Goal: Can you output the records below exactly as they are written?

(Records excerpted from a collection)

——————————

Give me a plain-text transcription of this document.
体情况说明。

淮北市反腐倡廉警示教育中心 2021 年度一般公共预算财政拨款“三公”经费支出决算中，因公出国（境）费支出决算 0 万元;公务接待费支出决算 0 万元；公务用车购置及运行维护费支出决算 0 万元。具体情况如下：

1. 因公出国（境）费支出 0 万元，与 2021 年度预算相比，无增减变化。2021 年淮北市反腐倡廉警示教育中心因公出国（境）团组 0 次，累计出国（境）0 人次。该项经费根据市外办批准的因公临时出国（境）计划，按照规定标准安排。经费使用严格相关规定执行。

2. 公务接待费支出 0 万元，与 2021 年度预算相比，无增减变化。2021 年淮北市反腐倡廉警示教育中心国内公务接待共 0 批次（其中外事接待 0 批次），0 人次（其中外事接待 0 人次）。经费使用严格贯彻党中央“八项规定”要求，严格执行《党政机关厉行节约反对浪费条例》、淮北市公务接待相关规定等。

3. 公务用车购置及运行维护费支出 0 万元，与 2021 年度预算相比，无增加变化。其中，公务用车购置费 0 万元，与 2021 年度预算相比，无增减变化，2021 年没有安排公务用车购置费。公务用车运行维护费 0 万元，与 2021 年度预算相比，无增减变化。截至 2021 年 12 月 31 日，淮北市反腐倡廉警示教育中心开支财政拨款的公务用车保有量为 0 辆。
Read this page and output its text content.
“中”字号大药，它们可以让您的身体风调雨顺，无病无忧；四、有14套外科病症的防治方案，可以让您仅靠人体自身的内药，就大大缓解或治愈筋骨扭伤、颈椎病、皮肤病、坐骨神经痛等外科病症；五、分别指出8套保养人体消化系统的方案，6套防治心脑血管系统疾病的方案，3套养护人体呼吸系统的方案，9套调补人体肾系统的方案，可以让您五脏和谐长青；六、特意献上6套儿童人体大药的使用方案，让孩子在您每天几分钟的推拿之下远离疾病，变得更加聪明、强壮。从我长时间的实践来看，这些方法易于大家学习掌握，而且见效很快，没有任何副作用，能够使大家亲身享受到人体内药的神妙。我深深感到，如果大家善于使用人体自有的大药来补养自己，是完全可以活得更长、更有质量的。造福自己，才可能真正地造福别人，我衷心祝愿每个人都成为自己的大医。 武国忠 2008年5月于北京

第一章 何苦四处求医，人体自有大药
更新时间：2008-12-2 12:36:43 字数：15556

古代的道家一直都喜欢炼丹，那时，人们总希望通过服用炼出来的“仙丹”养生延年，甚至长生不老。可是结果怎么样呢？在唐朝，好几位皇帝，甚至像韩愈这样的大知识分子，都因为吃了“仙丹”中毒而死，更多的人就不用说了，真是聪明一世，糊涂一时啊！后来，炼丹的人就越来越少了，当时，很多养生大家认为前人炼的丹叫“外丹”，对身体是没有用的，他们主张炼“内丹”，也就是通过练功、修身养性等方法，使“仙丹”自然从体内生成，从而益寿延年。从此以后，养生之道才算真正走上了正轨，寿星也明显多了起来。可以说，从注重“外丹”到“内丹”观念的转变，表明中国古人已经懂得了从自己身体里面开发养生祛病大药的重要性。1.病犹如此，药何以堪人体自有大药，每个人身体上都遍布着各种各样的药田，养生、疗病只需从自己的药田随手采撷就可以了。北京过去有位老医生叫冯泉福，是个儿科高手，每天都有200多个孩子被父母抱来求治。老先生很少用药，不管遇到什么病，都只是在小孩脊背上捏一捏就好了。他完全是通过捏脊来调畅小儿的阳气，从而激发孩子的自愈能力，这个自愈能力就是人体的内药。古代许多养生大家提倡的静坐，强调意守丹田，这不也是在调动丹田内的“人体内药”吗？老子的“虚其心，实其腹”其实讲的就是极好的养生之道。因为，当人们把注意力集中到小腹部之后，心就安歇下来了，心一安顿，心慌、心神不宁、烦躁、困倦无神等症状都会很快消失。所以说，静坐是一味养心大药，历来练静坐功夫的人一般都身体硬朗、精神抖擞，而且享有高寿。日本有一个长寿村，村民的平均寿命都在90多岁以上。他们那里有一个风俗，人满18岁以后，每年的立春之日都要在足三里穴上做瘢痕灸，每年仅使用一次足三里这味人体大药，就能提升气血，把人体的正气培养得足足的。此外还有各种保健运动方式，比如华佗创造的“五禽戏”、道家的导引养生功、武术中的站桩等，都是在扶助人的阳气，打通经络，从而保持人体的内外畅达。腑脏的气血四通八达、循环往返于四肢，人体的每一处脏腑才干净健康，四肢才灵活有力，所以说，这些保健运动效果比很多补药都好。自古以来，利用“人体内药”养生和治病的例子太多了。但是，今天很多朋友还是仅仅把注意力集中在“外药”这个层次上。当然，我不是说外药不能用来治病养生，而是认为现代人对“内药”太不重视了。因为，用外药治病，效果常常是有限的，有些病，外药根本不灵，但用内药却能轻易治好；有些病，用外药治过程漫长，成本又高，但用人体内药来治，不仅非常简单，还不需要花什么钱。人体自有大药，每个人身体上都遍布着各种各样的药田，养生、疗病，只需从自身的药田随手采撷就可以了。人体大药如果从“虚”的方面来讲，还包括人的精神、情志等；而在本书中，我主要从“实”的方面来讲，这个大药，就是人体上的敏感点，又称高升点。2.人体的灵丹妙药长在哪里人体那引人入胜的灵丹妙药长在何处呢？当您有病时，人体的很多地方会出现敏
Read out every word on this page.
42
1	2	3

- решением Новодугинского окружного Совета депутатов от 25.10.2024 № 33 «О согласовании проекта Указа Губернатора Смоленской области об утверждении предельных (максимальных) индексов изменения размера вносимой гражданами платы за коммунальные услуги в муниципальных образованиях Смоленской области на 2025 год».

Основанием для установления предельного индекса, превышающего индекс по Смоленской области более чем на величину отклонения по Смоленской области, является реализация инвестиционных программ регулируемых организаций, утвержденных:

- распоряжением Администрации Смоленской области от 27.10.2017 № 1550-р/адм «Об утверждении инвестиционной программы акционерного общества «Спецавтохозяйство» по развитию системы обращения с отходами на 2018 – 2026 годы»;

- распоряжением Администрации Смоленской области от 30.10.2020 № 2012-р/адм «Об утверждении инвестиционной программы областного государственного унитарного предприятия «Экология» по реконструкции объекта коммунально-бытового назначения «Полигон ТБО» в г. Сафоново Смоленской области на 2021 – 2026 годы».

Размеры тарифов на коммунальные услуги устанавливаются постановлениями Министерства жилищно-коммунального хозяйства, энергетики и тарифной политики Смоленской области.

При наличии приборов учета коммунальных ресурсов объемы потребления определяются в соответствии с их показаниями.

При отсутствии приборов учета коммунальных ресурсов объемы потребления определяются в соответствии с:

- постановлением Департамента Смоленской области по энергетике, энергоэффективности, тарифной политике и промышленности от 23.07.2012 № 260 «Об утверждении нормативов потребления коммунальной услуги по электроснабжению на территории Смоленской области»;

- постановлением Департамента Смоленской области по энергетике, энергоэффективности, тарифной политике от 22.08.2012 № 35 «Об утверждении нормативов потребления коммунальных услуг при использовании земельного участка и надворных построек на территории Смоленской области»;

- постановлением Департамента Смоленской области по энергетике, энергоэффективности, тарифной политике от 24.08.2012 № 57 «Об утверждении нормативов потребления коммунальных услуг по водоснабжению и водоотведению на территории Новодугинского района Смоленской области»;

——————————

Written response:
Give me a plain-text transcription of this document.
体情况说明。

淮北市反腐倡廉警示教育中心 2021 年度一般公共预算财政拨款“三公”经费支出决算中，因公出国（境）费支出决算 0 万元;公务接待费支出决算 0 万元；公务用车购置及运行维护费支出决算 0 万元。具体情况如下：

1. 因公出国（境）费支出 0 万元，与 2021 年度预算相比，无增减变化。2021 年淮北市反腐倡廉警示教育中心因公出国（境）团组 0 次，累计出国（境）0 人次。该项经费根据市外办批准的因公临时出国（境）计划，按照规定标准安排。经费使用严格相关规定执行。

2. 公务接待费支出 0 万元，与 2021 年度预算相比，无增减变化。2021 年淮北市反腐倡廉警示教育中心国内公务接待共 0 批次（其中外事接待 0 批次），0 人次（其中外事接待 0 人次）。经费使用严格贯彻党中央“八项规定”要求，严格执行《党政机关厉行节约反对浪费条例》、淮北市公务接待相关规定等。

3. 公务用车购置及运行维护费支出 0 万元，与 2021 年度预算相比，无增加变化。其中，公务用车购置费 0 万元，与 2021 年度预算相比，无增减变化，2021 年没有安排公务用车购置费。公务用车运行维护费 0 万元，与 2021 年度预算相比，无增减变化。截至 2021 年 12 月 31 日，淮北市反腐倡廉警示教育中心开支财政拨款的公务用车保有量为 0 辆。
Read this page and output its text content.
“中”字号大药，它们可以让您的身体风调雨顺，无病无忧；四、有14套外科病症的防治方案，可以让您仅靠人体自身的内药，就大大缓解或治愈筋骨扭伤、颈椎病、皮肤病、坐骨神经痛等外科病症；五、分别指出8套保养人体消化系统的方案，6套防治心脑血管系统疾病的方案，3套养护人体呼吸系统的方案，9套调补人体肾系统的方案，可以让您五脏和谐长青；六、特意献上6套儿童人体大药的使用方案，让孩子在您每天几分钟的推拿之下远离疾病，变得更加聪明、强壮。从我长时间的实践来看，这些方法易于大家学习掌握，而且见效很快，没有任何副作用，能够使大家亲身享受到人体内药的神妙。我深深感到，如果大家善于使用人体自有的大药来补养自己，是完全可以活得更长、更有质量的。造福自己，才可能真正地造福别人，我衷心祝愿每个人都成为自己的大医。 武国忠 2008年5月于北京

第一章 何苦四处求医，人体自有大药
更新时间：2008-12-2 12:36:43 字数：15556

古代的道家一直都喜欢炼丹，那时，人们总希望通过服用炼出来的“仙丹”养生延年，甚至长生不老。可是结果怎么样呢？在唐朝，好几位皇帝，甚至像韩愈这样的大知识分子，都因为吃了“仙丹”中毒而死，更多的人就不用说了，真是聪明一世，糊涂一时啊！后来，炼丹的人就越来越少了，当时，很多养生大家认为前人炼的丹叫“外丹”，对身体是没有用的，他们主张炼“内丹”，也就是通过练功、修身养性等方法，使“仙丹”自然从体内生成，从而益寿延年。从此以后，养生之道才算真正走上了正轨，寿星也明显多了起来。可以说，从注重“外丹”到“内丹”观念的转变，表明中国古人已经懂得了从自己身体里面开发养生祛病大药的重要性。1.病犹如此，药何以堪人体自有大药，每个人身体上都遍布着各种各样的药田，养生、疗病只需从自己的药田随手采撷就可以了。北京过去有位老医生叫冯泉福，是个儿科高手，每天都有200多个孩子被父母抱来求治。老先生很少用药，不管遇到什么病，都只是在小孩脊背上捏一捏就好了。他完全是通过捏脊来调畅小儿的阳气，从而激发孩子的自愈能力，这个自愈能力就是人体的内药。古代许多养生大家提倡的静坐，强调意守丹田，这不也是在调动丹田内的“人体内药”吗？老子的“虚其心，实其腹”其实讲的就是极好的养生之道。因为，当人们把注意力集中到小腹部之后，心就安歇下来了，心一安顿，心慌、心神不宁、烦躁、困倦无神等症状都会很快消失。所以说，静坐是一味养心大药，历来练静坐功夫的人一般都身体硬朗、精神抖擞，而且享有高寿。日本有一个长寿村，村民的平均寿命都在90多岁以上。他们那里有一个风俗，人满18岁以后，每年的立春之日都要在足三里穴上做瘢痕灸，每年仅使用一次足三里这味人体大药，就能提升气血，把人体的正气培养得足足的。此外还有各种保健运动方式，比如华佗创造的“五禽戏”、道家的导引养生功、武术中的站桩等，都是在扶助人的阳气，打通经络，从而保持人体的内外畅达。腑脏的气血四通八达、循环往返于四肢，人体的每一处脏腑才干净健康，四肢才灵活有力，所以说，这些保健运动效果比很多补药都好。自古以来，利用“人体内药”养生和治病的例子太多了。但是，今天很多朋友还是仅仅把注意力集中在“外药”这个层次上。当然，我不是说外药不能用来治病养生，而是认为现代人对“内药”太不重视了。因为，用外药治病，效果常常是有限的，有些病，外药根本不灵，但用内药却能轻易治好；有些病，用外药治过程漫长，成本又高，但用人体内药来治，不仅非常简单，还不需要花什么钱。人体自有大药，每个人身体上都遍布着各种各样的药田，养生、疗病，只需从自身的药田随手采撷就可以了。人体大药如果从“虚”的方面来讲，还包括人的精神、情志等；而在本书中，我主要从“实”的方面来讲，这个大药，就是人体上的敏感点，又称高升点。2.人体的灵丹妙药长在哪里人体那引人入胜的灵丹妙药长在何处呢？当您有病时，人体的很多地方会出现敏
Read out every word on this page.
42
1	2	3

- решением Новодугинского окружного Совета депутатов от 25.10.2024 № 33 «О согласовании проекта Указа Губернатора Смоленской области об утверждении предельных (максимальных) индексов изменения размера вносимой гражданами платы за коммунальные услуги в муниципальных образованиях Смоленской области на 2025 год».

Основанием для установления предельного индекса, превышающего индекс по Смоленской области более чем на величину отклонения по Смоленской области, является реализация инвестиционных программ регулируемых организаций, утвержденных:

- распоряжением Администрации Смоленской области от 27.10.2017 № 1550-р/адм «Об утверждении инвестиционной программы акционерного общества «Спецавтохозяйство» по развитию системы обращения с отходами на 2018 – 2026 годы»;

- распоряжением Администрации Смоленской области от 30.10.2020 № 2012-р/адм «Об утверждении инвестиционной программы областного государственного унитарного предприятия «Экология» по реконструкции объекта коммунально-бытового назначения «Полигон ТБО» в г. Сафоново Смоленской области на 2021 – 2026 годы».

Размеры тарифов на коммунальные услуги устанавливаются постановлениями Министерства жилищно-коммунального хозяйства, энергетики и тарифной политики Смоленской области.

При наличии приборов учета коммунальных ресурсов объемы потребления определяются в соответствии с их показаниями.

При отсутствии приборов учета коммунальных ресурсов объемы потребления определяются в соответствии с:

- постановлением Департамента Смоленской области по энергетике, энергоэффективности, тарифной политике и промышленности от 23.07.2012 № 260 «Об утверждении нормативов потребления коммунальной услуги по электроснабжению на территории Смоленской области»;

- постановлением Департамента Смоленской области по энергетике, энергоэффективности, тарифной политике от 22.08.2012 № 35 «Об утверждении нормативов потребления коммунальных услуг при использовании земельного участка и надворных построек на территории Смоленской области»;

- постановлением Департамента Смоленской области по энергетике, энергоэффективности, тарифной политике от 24.08.2012 № 57 «Об утверждении нормативов потребления коммунальных услуг по водоснабжению и водоотведению на территории Новодугинского района Смоленской области»;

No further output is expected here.